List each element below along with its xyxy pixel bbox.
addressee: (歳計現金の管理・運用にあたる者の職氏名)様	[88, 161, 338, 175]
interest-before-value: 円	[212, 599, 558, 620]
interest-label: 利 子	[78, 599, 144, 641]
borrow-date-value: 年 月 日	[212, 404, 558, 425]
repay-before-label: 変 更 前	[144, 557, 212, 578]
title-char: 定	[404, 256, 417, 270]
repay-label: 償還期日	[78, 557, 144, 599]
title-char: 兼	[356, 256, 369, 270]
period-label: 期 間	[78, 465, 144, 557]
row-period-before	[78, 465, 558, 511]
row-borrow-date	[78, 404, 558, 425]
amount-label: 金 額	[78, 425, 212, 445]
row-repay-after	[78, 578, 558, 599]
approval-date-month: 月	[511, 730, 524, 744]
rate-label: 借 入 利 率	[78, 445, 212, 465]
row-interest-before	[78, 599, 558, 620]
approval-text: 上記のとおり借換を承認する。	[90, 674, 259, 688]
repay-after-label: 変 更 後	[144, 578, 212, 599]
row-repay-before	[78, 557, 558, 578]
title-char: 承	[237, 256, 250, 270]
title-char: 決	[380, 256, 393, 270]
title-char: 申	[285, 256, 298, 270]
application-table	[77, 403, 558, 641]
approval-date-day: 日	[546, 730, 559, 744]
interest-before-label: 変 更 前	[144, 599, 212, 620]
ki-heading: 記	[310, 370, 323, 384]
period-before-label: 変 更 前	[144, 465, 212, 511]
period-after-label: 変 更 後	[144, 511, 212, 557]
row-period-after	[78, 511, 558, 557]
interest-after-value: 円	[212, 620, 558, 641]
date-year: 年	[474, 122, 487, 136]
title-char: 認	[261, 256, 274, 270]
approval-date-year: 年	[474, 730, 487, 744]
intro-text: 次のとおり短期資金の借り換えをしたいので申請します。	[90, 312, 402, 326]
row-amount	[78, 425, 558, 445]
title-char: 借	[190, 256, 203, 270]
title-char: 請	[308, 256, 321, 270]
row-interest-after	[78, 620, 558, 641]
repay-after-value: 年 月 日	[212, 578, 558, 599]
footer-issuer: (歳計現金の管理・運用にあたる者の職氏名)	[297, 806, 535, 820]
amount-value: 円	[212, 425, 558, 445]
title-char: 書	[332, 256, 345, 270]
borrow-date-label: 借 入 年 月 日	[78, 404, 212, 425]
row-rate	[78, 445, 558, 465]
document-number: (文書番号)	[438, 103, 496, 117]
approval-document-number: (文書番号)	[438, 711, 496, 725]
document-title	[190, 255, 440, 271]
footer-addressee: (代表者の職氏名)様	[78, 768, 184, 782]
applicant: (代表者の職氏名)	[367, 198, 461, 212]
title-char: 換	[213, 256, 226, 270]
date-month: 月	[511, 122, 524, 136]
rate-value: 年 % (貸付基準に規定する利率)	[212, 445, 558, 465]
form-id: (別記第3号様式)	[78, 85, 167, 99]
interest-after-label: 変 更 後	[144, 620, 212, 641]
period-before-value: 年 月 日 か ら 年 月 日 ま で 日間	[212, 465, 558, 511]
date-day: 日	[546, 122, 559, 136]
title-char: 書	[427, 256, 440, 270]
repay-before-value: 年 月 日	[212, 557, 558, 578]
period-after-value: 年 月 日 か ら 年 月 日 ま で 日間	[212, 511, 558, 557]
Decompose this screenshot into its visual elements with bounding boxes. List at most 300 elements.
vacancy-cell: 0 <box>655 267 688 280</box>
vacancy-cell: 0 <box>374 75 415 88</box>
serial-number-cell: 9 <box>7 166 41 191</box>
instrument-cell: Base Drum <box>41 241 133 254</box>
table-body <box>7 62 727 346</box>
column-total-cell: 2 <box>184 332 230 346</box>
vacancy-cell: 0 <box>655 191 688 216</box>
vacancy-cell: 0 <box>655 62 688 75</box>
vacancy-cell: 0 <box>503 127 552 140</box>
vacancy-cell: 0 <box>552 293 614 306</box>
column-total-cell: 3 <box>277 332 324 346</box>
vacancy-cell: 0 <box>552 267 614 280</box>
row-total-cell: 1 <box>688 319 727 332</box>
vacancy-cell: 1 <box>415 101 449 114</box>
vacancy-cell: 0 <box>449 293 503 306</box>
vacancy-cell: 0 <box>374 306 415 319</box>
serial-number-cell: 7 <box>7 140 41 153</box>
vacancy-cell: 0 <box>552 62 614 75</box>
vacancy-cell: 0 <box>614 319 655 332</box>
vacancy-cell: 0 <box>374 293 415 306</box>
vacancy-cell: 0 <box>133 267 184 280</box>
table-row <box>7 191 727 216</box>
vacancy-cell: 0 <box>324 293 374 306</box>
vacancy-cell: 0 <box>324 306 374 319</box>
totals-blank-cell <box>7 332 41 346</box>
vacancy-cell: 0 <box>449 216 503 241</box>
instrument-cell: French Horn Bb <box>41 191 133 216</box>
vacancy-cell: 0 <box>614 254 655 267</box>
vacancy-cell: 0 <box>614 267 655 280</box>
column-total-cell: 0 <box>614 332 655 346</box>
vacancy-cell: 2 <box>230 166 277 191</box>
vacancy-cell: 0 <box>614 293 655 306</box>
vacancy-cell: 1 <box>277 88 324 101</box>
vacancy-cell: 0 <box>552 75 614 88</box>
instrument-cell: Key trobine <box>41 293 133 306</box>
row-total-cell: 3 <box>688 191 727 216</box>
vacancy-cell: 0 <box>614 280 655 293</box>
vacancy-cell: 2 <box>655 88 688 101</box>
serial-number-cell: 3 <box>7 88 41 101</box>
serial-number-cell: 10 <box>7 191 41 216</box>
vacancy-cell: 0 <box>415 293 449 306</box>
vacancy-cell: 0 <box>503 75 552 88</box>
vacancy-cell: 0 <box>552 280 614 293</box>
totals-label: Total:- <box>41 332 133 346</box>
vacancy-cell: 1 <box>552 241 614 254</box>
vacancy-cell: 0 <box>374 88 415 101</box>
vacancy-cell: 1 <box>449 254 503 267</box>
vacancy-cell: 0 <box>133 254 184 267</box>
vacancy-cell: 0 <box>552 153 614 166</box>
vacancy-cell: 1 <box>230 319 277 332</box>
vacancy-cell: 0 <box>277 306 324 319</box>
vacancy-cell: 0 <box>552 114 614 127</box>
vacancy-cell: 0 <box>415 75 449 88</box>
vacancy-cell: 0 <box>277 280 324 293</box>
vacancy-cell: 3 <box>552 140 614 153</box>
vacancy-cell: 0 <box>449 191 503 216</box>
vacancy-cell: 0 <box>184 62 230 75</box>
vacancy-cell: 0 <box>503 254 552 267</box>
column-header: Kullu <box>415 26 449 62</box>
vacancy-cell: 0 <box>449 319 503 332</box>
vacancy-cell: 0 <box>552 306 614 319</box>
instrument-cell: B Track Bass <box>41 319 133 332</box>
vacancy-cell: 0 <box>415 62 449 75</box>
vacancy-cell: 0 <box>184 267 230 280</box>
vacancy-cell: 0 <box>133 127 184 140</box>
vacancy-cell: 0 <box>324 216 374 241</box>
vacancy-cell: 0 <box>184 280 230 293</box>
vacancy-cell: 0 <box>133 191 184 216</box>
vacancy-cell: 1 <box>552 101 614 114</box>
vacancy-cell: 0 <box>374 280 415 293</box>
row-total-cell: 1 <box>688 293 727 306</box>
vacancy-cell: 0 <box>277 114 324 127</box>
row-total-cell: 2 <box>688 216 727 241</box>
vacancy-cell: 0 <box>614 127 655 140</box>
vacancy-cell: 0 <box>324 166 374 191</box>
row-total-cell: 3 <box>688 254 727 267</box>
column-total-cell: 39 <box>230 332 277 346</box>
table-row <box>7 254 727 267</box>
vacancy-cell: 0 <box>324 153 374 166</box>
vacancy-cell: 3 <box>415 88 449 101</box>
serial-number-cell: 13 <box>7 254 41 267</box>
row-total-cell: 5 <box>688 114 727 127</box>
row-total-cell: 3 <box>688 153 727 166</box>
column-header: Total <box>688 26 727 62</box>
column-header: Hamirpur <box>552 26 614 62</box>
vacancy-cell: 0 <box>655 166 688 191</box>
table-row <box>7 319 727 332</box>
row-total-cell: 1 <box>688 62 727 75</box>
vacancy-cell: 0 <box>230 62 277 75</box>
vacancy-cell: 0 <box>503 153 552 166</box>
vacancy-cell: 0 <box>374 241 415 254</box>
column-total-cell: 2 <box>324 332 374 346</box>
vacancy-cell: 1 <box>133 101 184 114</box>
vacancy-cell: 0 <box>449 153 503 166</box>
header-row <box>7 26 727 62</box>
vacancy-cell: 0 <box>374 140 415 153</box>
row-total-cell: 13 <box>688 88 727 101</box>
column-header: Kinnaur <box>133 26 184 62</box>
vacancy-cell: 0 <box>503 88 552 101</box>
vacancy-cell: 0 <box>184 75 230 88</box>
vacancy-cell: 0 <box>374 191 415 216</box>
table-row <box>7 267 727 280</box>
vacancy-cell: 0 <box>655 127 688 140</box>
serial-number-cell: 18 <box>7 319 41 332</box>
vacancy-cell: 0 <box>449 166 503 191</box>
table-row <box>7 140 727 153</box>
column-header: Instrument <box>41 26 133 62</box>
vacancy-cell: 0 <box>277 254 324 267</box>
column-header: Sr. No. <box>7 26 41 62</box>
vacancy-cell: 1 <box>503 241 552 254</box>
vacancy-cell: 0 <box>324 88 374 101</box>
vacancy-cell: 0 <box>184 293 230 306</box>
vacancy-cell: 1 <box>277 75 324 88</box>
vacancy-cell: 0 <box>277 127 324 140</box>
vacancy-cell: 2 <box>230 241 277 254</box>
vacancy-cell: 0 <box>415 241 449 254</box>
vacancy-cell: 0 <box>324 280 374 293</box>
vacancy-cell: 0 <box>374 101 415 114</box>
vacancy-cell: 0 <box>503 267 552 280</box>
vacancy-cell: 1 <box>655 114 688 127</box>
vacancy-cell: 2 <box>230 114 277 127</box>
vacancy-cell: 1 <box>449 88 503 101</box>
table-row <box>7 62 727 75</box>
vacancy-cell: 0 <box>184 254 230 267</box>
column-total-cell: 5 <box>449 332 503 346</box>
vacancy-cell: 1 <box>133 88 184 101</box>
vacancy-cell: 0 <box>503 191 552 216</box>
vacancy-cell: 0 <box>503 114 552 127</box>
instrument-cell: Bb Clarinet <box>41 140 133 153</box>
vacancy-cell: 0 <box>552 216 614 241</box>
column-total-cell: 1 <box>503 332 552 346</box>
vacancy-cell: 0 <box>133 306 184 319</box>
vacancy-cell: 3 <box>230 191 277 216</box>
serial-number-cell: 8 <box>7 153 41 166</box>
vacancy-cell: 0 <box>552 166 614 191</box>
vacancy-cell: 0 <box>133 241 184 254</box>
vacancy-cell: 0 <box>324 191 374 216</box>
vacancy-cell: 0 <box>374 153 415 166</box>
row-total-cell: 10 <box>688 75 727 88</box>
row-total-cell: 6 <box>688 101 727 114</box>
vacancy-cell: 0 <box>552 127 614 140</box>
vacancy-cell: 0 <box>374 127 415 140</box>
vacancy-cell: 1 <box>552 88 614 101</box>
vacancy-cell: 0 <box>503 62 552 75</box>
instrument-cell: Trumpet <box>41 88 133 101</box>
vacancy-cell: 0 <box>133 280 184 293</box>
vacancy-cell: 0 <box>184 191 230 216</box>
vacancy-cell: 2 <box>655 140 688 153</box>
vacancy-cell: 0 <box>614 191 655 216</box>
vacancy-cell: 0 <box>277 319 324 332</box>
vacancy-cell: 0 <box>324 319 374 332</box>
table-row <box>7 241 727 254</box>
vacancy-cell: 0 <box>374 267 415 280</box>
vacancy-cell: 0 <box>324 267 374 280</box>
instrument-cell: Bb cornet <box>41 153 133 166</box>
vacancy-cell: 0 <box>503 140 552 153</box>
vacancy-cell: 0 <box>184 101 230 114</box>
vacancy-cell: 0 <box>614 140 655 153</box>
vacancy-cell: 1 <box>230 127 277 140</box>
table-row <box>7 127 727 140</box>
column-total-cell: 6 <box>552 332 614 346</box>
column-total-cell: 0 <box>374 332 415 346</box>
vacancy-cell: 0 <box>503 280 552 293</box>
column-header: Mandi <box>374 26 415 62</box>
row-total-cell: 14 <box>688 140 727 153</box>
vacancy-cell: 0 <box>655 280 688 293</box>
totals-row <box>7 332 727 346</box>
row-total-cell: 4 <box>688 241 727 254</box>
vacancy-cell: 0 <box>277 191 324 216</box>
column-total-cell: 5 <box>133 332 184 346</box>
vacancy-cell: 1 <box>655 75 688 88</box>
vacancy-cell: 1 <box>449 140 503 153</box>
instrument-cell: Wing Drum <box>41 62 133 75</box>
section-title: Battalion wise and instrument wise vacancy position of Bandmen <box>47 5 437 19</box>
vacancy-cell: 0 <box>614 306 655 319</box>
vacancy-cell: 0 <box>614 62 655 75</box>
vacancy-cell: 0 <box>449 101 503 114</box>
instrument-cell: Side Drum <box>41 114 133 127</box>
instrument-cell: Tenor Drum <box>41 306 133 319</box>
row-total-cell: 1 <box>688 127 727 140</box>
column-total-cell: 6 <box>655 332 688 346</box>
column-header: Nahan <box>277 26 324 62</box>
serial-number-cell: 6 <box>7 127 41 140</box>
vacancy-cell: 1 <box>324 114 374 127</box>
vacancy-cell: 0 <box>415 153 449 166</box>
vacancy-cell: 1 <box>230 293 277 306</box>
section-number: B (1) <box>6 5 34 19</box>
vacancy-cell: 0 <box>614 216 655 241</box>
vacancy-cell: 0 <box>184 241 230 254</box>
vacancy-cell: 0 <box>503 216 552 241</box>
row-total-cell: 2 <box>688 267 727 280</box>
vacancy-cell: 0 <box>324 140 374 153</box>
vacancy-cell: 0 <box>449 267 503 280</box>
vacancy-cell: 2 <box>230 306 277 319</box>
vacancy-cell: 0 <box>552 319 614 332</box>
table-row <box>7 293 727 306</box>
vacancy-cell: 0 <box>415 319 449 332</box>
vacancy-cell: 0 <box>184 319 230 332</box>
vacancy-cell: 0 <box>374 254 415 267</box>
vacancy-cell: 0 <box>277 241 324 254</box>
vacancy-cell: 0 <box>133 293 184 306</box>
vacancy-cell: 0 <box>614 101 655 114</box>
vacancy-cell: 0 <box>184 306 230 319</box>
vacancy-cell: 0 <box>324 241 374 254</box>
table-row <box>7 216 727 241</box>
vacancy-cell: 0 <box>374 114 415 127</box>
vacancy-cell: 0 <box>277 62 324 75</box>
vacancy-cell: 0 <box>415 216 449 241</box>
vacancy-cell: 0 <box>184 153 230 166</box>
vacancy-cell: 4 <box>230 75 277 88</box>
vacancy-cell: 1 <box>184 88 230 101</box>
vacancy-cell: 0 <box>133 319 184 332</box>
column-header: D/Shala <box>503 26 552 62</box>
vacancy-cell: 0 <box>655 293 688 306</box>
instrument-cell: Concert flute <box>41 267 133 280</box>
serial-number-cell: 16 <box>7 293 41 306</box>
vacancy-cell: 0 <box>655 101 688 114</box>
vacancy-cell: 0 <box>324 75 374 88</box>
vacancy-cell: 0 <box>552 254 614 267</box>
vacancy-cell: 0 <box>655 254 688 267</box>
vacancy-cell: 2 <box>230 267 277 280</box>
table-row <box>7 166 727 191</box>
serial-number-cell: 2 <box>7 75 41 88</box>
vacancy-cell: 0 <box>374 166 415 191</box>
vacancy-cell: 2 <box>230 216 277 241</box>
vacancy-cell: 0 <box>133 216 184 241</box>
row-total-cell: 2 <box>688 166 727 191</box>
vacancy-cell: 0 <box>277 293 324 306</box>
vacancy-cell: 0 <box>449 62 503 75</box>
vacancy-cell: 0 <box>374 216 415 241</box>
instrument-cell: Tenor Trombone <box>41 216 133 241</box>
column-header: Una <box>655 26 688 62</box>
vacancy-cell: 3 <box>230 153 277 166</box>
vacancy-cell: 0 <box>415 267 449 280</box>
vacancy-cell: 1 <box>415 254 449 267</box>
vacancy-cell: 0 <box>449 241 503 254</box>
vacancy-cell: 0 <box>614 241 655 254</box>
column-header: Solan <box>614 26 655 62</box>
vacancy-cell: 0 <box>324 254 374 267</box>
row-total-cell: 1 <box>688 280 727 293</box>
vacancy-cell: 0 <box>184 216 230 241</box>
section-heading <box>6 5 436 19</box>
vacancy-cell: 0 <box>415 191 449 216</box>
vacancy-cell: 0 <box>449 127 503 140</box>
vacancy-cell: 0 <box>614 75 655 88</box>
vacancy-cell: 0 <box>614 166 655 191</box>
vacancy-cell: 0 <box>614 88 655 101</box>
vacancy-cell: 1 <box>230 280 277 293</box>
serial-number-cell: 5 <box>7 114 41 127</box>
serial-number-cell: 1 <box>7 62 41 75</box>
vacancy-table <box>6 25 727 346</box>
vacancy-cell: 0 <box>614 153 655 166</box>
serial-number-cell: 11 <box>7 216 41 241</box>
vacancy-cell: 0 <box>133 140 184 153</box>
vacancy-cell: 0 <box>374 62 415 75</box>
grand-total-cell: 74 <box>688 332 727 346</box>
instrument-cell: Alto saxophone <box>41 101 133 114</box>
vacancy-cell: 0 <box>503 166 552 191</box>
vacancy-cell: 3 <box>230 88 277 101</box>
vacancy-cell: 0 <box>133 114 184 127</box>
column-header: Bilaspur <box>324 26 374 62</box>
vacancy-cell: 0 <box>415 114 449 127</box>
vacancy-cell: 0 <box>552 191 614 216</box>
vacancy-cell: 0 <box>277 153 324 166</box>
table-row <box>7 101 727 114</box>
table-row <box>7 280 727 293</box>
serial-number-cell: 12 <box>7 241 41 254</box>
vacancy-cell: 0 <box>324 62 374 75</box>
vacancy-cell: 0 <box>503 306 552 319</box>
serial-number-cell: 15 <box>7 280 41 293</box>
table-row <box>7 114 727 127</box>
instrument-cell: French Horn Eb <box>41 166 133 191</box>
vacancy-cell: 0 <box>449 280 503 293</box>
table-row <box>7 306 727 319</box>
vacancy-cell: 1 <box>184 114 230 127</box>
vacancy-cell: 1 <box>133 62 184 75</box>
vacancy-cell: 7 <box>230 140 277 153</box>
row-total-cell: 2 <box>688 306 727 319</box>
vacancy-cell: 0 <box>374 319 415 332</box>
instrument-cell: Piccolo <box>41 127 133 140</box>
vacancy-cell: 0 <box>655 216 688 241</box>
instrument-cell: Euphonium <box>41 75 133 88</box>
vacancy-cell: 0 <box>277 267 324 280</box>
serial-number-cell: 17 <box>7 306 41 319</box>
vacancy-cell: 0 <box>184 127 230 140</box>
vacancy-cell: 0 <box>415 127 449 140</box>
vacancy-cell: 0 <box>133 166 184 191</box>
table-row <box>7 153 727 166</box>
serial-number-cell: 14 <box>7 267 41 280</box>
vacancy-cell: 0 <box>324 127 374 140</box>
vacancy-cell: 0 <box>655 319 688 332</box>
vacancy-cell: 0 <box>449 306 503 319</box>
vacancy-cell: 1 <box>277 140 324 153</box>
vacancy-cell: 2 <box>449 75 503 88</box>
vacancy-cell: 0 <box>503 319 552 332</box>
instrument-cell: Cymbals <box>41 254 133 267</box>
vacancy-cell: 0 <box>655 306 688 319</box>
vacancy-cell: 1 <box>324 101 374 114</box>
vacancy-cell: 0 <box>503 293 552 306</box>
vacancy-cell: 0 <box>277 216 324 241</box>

=== What you are asked to do ===
Reproduce, character for character, the lines from the first line at the top through the line containing "repay-after-value: 年 月", including both of those lines.

=== Output for this exercise ===
List each element below along with its xyxy pixel bbox.
addressee: (歳計現金の管理・運用にあたる者の職氏名)様	[88, 161, 338, 175]
interest-before-value: 円	[212, 599, 558, 620]
interest-label: 利 子	[78, 599, 144, 641]
borrow-date-value: 年 月 日	[212, 404, 558, 425]
repay-before-label: 変 更 前	[144, 557, 212, 578]
title-char: 定	[404, 256, 417, 270]
repay-label: 償還期日	[78, 557, 144, 599]
title-char: 兼	[356, 256, 369, 270]
period-label: 期 間	[78, 465, 144, 557]
row-period-before	[78, 465, 558, 511]
row-borrow-date	[78, 404, 558, 425]
amount-label: 金 額	[78, 425, 212, 445]
row-repay-after	[78, 578, 558, 599]
approval-date-month: 月	[511, 730, 524, 744]
rate-label: 借 入 利 率	[78, 445, 212, 465]
row-interest-before	[78, 599, 558, 620]
approval-text: 上記のとおり借換を承認する。	[90, 674, 259, 688]
repay-after-label: 変 更 後	[144, 578, 212, 599]
row-repay-before	[78, 557, 558, 578]
title-char: 承	[237, 256, 250, 270]
title-char: 決	[380, 256, 393, 270]
title-char: 申	[285, 256, 298, 270]
application-table	[77, 403, 558, 641]
approval-date-day: 日	[546, 730, 559, 744]
interest-before-label: 変 更 前	[144, 599, 212, 620]
ki-heading: 記	[310, 370, 323, 384]
period-before-label: 変 更 前	[144, 465, 212, 511]
period-after-label: 変 更 後	[144, 511, 212, 557]
row-period-after	[78, 511, 558, 557]
interest-after-value: 円	[212, 620, 558, 641]
date-year: 年	[474, 122, 487, 136]
title-char: 認	[261, 256, 274, 270]
approval-date-year: 年	[474, 730, 487, 744]
intro-text: 次のとおり短期資金の借り換えをしたいので申請します。	[90, 312, 402, 326]
row-amount	[78, 425, 558, 445]
title-char: 借	[190, 256, 203, 270]
title-char: 請	[308, 256, 321, 270]
row-interest-after	[78, 620, 558, 641]
repay-after-value: 年 月 日	[212, 578, 558, 599]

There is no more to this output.